Return all lines with the word "сборы" in them.

━━━━━ Material ━━━━━

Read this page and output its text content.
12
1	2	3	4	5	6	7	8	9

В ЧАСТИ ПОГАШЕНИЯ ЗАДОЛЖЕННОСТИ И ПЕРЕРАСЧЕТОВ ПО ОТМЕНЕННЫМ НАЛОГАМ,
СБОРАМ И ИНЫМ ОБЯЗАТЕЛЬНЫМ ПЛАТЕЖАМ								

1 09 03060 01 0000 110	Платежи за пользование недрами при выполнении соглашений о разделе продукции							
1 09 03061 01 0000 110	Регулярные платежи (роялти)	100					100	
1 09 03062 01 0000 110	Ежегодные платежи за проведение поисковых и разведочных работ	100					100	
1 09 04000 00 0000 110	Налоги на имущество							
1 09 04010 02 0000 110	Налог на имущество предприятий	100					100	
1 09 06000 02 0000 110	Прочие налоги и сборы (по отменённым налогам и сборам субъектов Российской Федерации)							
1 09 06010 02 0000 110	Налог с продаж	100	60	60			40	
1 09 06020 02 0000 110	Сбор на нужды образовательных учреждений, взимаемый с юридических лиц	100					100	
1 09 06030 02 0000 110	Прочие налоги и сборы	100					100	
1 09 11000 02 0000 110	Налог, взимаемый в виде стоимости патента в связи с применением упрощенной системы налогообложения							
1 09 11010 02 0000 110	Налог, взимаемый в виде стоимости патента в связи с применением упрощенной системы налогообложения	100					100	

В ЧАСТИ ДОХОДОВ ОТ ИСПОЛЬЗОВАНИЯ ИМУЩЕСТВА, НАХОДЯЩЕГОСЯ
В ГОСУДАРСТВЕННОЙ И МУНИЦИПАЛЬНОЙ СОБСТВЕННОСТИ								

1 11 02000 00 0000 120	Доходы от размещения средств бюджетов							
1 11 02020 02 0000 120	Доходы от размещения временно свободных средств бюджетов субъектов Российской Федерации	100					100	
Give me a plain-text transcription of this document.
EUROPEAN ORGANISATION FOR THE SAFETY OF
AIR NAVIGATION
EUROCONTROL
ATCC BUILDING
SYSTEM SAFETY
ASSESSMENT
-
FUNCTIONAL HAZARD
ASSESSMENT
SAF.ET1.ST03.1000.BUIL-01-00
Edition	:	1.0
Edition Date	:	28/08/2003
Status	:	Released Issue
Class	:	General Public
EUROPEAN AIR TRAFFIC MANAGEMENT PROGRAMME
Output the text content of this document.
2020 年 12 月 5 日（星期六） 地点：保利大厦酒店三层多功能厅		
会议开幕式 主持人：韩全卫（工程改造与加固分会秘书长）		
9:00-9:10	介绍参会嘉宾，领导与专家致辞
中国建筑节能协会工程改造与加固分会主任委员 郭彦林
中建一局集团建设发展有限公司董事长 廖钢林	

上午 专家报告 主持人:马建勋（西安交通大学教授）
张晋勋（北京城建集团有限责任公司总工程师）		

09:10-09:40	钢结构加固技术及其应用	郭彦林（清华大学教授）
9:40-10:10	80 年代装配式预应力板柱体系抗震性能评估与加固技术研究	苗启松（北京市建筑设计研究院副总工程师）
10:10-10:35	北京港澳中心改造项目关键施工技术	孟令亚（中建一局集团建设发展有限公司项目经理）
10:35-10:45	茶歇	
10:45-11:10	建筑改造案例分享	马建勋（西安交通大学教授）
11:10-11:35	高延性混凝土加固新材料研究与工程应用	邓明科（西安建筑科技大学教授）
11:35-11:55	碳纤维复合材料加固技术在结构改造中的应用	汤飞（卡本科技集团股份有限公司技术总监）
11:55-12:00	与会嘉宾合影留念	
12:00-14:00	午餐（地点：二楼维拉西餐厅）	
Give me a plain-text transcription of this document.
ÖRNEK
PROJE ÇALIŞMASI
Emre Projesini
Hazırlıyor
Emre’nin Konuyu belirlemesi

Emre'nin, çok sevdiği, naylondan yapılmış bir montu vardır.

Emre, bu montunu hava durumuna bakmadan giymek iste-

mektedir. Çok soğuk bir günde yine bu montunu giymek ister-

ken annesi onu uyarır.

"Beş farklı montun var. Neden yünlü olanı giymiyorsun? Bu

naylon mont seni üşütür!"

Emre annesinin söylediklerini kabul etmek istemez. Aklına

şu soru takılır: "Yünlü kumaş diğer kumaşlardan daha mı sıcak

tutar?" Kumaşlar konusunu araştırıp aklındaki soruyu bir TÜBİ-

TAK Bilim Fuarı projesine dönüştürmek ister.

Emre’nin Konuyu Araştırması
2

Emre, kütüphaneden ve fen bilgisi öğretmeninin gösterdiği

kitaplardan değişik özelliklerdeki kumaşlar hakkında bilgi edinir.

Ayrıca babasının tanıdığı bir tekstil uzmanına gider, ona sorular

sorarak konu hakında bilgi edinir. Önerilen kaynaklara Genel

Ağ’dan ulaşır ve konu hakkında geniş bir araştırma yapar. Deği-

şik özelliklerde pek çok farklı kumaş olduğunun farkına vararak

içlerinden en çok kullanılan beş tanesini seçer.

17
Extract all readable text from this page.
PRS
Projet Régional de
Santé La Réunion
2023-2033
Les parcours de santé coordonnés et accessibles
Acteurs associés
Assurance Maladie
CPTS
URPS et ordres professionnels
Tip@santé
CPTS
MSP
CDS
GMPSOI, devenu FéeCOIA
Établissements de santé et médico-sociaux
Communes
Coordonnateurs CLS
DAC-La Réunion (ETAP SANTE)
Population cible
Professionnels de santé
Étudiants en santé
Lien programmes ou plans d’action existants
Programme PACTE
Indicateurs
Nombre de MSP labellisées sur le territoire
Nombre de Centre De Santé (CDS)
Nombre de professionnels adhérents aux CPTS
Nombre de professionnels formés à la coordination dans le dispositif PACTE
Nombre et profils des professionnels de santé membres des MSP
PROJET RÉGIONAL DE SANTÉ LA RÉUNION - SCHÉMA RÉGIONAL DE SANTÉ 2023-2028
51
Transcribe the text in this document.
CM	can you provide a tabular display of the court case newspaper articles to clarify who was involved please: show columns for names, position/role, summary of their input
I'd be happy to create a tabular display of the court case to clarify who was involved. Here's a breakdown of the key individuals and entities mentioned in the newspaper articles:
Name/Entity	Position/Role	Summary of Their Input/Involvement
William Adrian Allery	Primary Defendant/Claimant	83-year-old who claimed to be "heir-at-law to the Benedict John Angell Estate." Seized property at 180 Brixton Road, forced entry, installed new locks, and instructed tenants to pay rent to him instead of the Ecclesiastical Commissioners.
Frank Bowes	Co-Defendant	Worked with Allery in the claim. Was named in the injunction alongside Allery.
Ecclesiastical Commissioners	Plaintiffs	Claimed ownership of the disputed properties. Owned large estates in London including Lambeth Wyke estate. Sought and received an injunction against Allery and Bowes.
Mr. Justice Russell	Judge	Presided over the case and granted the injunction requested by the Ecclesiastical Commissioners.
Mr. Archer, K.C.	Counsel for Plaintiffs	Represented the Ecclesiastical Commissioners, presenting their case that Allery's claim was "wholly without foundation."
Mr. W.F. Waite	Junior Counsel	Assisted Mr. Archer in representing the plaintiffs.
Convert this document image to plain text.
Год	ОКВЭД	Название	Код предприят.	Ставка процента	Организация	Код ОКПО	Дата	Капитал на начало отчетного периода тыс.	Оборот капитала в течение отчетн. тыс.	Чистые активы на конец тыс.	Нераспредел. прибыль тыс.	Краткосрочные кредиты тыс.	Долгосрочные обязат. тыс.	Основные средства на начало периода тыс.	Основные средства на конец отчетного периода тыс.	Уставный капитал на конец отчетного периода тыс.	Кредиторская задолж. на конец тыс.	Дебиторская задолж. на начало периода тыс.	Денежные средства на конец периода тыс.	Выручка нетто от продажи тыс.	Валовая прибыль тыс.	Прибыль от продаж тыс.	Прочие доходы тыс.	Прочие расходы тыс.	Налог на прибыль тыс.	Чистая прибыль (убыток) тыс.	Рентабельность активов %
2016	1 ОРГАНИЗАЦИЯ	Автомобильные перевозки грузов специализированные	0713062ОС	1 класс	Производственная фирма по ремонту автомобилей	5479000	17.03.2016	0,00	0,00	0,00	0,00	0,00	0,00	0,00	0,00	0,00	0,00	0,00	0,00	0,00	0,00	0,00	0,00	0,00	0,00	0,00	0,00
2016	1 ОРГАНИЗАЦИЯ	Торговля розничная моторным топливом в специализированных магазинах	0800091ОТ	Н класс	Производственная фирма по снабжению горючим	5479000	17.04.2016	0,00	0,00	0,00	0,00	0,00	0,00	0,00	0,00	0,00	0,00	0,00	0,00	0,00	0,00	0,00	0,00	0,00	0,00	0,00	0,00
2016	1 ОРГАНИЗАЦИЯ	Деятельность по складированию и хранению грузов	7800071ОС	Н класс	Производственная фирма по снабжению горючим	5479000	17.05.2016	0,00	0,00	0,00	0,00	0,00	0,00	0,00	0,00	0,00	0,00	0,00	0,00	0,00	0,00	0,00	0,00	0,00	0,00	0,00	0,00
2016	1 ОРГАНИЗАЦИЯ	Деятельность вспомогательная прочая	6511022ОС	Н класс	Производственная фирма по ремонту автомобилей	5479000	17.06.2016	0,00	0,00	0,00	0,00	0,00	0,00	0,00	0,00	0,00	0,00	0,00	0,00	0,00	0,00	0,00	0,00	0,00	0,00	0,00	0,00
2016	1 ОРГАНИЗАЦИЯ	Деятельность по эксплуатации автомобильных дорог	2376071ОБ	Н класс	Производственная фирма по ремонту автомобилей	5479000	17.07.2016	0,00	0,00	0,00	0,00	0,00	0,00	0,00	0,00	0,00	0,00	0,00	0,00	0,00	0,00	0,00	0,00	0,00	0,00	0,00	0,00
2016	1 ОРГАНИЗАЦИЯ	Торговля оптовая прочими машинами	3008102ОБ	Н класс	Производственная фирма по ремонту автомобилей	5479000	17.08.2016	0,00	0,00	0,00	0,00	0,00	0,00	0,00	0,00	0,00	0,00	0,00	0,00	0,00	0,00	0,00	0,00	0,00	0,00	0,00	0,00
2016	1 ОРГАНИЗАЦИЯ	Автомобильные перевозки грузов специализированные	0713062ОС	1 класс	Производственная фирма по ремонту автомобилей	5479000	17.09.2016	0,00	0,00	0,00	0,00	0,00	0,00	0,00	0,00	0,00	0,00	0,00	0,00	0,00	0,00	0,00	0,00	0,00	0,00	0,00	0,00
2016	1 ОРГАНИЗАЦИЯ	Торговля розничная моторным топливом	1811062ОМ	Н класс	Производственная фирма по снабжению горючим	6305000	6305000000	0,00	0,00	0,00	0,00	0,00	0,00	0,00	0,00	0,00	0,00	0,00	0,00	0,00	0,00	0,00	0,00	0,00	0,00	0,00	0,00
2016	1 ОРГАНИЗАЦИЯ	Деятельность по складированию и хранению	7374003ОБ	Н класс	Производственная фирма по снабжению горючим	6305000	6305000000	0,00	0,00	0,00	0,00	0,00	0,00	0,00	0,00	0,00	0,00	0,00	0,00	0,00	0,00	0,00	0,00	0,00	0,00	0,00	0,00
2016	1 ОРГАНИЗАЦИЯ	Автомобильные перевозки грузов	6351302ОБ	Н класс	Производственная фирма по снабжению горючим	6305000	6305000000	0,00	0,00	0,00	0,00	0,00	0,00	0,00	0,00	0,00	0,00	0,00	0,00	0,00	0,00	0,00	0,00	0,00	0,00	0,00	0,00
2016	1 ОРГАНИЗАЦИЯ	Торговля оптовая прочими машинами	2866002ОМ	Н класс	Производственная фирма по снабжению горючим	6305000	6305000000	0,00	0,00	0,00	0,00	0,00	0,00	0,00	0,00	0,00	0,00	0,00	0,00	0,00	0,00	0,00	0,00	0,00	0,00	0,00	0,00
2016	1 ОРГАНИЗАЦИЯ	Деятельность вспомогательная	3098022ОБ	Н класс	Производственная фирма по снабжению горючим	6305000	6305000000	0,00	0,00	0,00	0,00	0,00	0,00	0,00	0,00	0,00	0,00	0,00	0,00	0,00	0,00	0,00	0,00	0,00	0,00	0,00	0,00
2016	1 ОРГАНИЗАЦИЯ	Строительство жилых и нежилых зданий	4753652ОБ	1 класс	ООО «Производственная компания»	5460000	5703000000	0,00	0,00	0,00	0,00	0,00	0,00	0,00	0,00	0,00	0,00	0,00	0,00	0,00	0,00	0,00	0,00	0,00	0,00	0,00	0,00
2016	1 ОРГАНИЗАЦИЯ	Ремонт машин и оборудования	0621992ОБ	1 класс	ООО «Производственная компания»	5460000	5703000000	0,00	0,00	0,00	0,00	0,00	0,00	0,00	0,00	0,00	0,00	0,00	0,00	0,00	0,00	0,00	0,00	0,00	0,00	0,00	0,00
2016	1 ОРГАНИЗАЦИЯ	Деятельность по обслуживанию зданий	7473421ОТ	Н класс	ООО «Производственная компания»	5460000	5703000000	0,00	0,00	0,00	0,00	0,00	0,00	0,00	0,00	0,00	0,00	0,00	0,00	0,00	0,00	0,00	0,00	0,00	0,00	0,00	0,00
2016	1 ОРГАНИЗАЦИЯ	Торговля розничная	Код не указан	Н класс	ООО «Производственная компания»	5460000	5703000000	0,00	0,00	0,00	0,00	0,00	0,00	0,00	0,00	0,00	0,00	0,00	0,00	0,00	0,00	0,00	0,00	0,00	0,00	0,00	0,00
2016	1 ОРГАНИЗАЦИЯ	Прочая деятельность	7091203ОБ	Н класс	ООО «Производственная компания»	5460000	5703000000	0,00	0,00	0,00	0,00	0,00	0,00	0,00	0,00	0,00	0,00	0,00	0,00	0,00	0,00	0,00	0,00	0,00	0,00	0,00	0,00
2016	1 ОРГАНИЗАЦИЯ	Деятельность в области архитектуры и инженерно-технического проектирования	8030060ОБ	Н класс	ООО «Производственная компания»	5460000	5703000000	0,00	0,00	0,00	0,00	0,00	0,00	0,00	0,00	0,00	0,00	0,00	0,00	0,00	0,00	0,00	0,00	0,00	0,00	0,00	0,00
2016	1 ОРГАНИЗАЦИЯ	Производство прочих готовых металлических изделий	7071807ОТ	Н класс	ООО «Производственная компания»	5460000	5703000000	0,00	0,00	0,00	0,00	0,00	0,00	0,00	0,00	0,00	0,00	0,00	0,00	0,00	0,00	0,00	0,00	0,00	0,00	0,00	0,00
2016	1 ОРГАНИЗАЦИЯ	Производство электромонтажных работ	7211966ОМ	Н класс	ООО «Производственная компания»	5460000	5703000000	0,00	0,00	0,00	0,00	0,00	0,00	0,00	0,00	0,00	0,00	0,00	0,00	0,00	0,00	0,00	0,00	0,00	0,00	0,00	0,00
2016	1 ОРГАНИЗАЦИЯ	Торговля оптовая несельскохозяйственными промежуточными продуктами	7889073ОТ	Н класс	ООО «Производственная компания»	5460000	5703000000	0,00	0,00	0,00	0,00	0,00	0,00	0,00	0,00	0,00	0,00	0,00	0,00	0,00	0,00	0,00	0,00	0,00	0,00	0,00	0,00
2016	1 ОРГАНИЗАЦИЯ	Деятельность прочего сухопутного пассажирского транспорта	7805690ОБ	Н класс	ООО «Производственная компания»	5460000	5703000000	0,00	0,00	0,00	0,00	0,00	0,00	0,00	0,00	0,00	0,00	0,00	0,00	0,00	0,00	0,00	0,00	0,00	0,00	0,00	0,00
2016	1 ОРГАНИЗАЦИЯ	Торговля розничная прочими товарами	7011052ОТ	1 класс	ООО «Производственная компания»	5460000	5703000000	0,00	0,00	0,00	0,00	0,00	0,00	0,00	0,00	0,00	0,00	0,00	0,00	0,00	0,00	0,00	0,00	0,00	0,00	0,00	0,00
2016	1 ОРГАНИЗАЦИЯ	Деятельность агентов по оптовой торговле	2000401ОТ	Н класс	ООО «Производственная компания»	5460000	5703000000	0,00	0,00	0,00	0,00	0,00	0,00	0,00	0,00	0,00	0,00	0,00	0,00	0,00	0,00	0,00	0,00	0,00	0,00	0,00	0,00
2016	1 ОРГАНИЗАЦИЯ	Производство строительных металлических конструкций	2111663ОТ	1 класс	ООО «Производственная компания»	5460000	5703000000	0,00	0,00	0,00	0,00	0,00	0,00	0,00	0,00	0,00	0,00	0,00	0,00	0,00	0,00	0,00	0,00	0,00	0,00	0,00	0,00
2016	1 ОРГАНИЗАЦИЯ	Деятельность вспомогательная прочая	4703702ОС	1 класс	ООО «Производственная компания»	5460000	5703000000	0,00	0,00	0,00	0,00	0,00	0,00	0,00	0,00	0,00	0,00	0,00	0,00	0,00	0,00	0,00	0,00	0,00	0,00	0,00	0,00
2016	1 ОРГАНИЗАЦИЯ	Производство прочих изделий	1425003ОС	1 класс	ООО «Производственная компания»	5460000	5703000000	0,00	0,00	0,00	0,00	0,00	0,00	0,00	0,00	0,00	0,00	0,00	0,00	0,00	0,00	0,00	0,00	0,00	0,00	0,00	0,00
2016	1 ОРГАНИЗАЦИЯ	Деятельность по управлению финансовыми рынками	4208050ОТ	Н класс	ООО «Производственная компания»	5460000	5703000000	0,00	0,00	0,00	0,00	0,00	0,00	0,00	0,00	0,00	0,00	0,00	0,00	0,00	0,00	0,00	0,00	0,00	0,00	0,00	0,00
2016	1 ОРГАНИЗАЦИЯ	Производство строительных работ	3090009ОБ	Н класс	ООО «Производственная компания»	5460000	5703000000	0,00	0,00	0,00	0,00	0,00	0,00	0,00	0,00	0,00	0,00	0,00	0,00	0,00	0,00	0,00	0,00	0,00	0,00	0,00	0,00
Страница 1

━━━━━

**Task answer:**
1 09 06000 02 0000 110	Прочие налоги и сборы (по отменённым налогам и сборам субъектов Российской Федерации)							
1 09 06030 02 0000 110	Прочие налоги и сборы	100					100	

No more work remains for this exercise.